▶ [Written instruction]: Rewrite the records below with every occurrence of "y-tick-label" replaced by "y-axis-label", leaving everything else unchanged.

▶ [Provided entries]:
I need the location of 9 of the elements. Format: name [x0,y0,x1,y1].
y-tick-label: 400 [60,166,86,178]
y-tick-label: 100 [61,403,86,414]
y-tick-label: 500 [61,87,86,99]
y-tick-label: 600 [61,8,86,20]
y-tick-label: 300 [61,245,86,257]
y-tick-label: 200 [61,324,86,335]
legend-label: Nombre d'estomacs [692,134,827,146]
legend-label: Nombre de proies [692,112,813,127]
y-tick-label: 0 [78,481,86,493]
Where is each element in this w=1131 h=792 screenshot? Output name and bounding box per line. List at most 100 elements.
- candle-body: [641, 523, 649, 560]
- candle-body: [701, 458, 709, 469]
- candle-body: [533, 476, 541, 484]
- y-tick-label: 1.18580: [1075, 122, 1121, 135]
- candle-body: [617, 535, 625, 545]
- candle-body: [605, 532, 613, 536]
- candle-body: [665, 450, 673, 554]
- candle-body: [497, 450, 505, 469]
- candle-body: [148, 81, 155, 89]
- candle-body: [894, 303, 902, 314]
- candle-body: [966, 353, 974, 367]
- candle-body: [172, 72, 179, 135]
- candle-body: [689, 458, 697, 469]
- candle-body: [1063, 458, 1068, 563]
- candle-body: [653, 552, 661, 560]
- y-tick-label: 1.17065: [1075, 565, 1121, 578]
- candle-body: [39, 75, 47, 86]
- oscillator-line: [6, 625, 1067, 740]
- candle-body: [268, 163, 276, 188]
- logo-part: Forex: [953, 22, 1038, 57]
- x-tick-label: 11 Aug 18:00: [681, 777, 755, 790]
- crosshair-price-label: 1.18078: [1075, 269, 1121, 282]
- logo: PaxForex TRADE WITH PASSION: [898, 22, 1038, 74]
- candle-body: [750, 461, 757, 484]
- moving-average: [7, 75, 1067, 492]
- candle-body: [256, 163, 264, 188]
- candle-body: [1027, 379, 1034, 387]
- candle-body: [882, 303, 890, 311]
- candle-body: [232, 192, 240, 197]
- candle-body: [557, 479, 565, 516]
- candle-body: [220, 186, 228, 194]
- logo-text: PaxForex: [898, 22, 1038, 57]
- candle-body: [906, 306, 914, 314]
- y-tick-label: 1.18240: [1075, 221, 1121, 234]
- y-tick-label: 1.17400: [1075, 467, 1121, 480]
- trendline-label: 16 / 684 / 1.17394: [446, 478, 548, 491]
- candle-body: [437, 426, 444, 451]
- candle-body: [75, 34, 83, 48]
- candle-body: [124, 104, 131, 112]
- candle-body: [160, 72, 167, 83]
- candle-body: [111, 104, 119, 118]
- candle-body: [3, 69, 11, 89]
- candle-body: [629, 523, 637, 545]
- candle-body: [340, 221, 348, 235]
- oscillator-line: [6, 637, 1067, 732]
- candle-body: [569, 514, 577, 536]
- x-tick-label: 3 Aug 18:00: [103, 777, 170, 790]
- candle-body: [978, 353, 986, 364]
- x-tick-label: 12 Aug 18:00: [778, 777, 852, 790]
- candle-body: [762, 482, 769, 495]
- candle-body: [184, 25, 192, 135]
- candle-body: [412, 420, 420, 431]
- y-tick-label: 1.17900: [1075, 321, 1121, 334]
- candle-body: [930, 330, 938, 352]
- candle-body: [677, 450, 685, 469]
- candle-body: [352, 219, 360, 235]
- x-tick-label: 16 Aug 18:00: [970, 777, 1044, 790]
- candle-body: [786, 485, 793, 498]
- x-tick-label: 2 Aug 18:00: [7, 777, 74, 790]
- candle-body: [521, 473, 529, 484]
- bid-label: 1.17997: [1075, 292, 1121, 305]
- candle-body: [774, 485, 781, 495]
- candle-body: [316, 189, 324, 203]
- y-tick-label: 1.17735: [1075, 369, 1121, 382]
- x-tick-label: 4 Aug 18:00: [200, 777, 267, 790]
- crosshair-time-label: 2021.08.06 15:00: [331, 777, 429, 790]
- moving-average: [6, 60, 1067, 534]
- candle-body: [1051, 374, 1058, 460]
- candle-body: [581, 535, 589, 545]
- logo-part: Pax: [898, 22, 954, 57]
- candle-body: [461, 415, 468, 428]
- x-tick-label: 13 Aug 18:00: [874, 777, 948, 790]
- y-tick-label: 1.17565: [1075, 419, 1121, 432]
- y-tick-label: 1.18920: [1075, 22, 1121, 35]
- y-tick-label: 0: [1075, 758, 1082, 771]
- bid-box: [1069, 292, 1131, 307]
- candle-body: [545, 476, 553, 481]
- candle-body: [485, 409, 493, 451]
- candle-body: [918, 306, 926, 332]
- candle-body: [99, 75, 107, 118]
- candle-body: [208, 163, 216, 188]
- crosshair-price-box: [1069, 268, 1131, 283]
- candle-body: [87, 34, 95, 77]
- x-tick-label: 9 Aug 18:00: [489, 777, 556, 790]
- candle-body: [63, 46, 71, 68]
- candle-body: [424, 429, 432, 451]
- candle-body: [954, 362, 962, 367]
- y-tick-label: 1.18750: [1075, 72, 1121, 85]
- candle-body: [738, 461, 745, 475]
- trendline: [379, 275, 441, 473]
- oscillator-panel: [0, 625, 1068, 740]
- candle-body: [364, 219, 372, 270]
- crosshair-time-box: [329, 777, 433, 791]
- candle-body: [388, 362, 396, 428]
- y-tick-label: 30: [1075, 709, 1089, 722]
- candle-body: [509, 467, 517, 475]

▶ [Output for this task]:
I need the location of 9 of the elements. Format: name [x0,y0,x1,y1].
y-axis-label: 400 [60,166,86,178]
y-axis-label: 100 [61,403,86,414]
y-axis-label: 500 [61,87,86,99]
y-axis-label: 600 [61,8,86,20]
y-axis-label: 300 [61,245,86,257]
y-axis-label: 200 [61,324,86,335]
legend-label: Nombre d'estomacs [692,134,827,146]
legend-label: Nombre de proies [692,112,813,127]
y-axis-label: 0 [78,481,86,493]
Where is each element in this w=1131 h=792 screenshot? Output name and bounding box per line. List at most 100 elements.
- candle-body: [641, 523, 649, 560]
- candle-body: [701, 458, 709, 469]
- candle-body: [533, 476, 541, 484]
- y-axis-label: 1.18580: [1075, 122, 1121, 135]
- candle-body: [617, 535, 625, 545]
- candle-body: [605, 532, 613, 536]
- candle-body: [665, 450, 673, 554]
- candle-body: [497, 450, 505, 469]
- candle-body: [148, 81, 155, 89]
- candle-body: [894, 303, 902, 314]
- candle-body: [966, 353, 974, 367]
- candle-body: [172, 72, 179, 135]
- candle-body: [689, 458, 697, 469]
- candle-body: [1063, 458, 1068, 563]
- candle-body: [653, 552, 661, 560]
- y-axis-label: 1.17065: [1075, 565, 1121, 578]
- candle-body: [39, 75, 47, 86]
- oscillator-line: [6, 625, 1067, 740]
- candle-body: [268, 163, 276, 188]
- logo-part: Forex: [953, 22, 1038, 57]
- x-tick-label: 11 Aug 18:00: [681, 777, 755, 790]
- crosshair-price-label: 1.18078: [1075, 269, 1121, 282]
- logo: PaxForex TRADE WITH PASSION: [898, 22, 1038, 74]
- candle-body: [750, 461, 757, 484]
- moving-average: [7, 75, 1067, 492]
- candle-body: [256, 163, 264, 188]
- candle-body: [1027, 379, 1034, 387]
- candle-body: [882, 303, 890, 311]
- candle-body: [232, 192, 240, 197]
- candle-body: [557, 479, 565, 516]
- candle-body: [220, 186, 228, 194]
- logo-text: PaxForex: [898, 22, 1038, 57]
- candle-body: [906, 306, 914, 314]
- y-axis-label: 1.18240: [1075, 221, 1121, 234]
- y-axis-label: 1.17400: [1075, 467, 1121, 480]
- trendline-label: 16 / 684 / 1.17394: [446, 478, 548, 491]
- candle-body: [437, 426, 444, 451]
- candle-body: [75, 34, 83, 48]
- candle-body: [124, 104, 131, 112]
- candle-body: [160, 72, 167, 83]
- candle-body: [111, 104, 119, 118]
- candle-body: [3, 69, 11, 89]
- candle-body: [629, 523, 637, 545]
- candle-body: [340, 221, 348, 235]
- oscillator-line: [6, 637, 1067, 732]
- candle-body: [569, 514, 577, 536]
- x-tick-label: 3 Aug 18:00: [103, 777, 170, 790]
- candle-body: [978, 353, 986, 364]
- x-tick-label: 12 Aug 18:00: [778, 777, 852, 790]
- candle-body: [762, 482, 769, 495]
- candle-body: [184, 25, 192, 135]
- candle-body: [412, 420, 420, 431]
- y-axis-label: 1.17900: [1075, 321, 1121, 334]
- candle-body: [930, 330, 938, 352]
- candle-body: [677, 450, 685, 469]
- candle-body: [352, 219, 360, 235]
- x-tick-label: 16 Aug 18:00: [970, 777, 1044, 790]
- candle-body: [786, 485, 793, 498]
- x-tick-label: 2 Aug 18:00: [7, 777, 74, 790]
- candle-body: [521, 473, 529, 484]
- bid-label: 1.17997: [1075, 292, 1121, 305]
- candle-body: [774, 485, 781, 495]
- candle-body: [316, 189, 324, 203]
- y-axis-label: 1.17735: [1075, 369, 1121, 382]
- x-tick-label: 4 Aug 18:00: [200, 777, 267, 790]
- crosshair-time-label: 2021.08.06 15:00: [331, 777, 429, 790]
- moving-average: [6, 60, 1067, 534]
- candle-body: [1051, 374, 1058, 460]
- candle-body: [581, 535, 589, 545]
- logo-part: Pax: [898, 22, 954, 57]
- candle-body: [461, 415, 468, 428]
- x-tick-label: 13 Aug 18:00: [874, 777, 948, 790]
- y-axis-label: 1.17565: [1075, 419, 1121, 432]
- y-axis-label: 1.18920: [1075, 22, 1121, 35]
- y-axis-label: 0: [1075, 758, 1082, 771]
- bid-box: [1069, 292, 1131, 307]
- candle-body: [545, 476, 553, 481]
- candle-body: [485, 409, 493, 451]
- candle-body: [918, 306, 926, 332]
- candle-body: [99, 75, 107, 118]
- candle-body: [208, 163, 216, 188]
- crosshair-price-box: [1069, 268, 1131, 283]
- candle-body: [87, 34, 95, 77]
- x-tick-label: 9 Aug 18:00: [489, 777, 556, 790]
- candle-body: [63, 46, 71, 68]
- candle-body: [424, 429, 432, 451]
- candle-body: [954, 362, 962, 367]
- y-axis-label: 1.18750: [1075, 72, 1121, 85]
- candle-body: [738, 461, 745, 475]
- trendline: [379, 275, 441, 473]
- oscillator-panel: [0, 625, 1068, 740]
- candle-body: [364, 219, 372, 270]
- crosshair-time-box: [329, 777, 433, 791]
- candle-body: [388, 362, 396, 428]
- y-axis-label: 30: [1075, 709, 1089, 722]
- candle-body: [509, 467, 517, 475]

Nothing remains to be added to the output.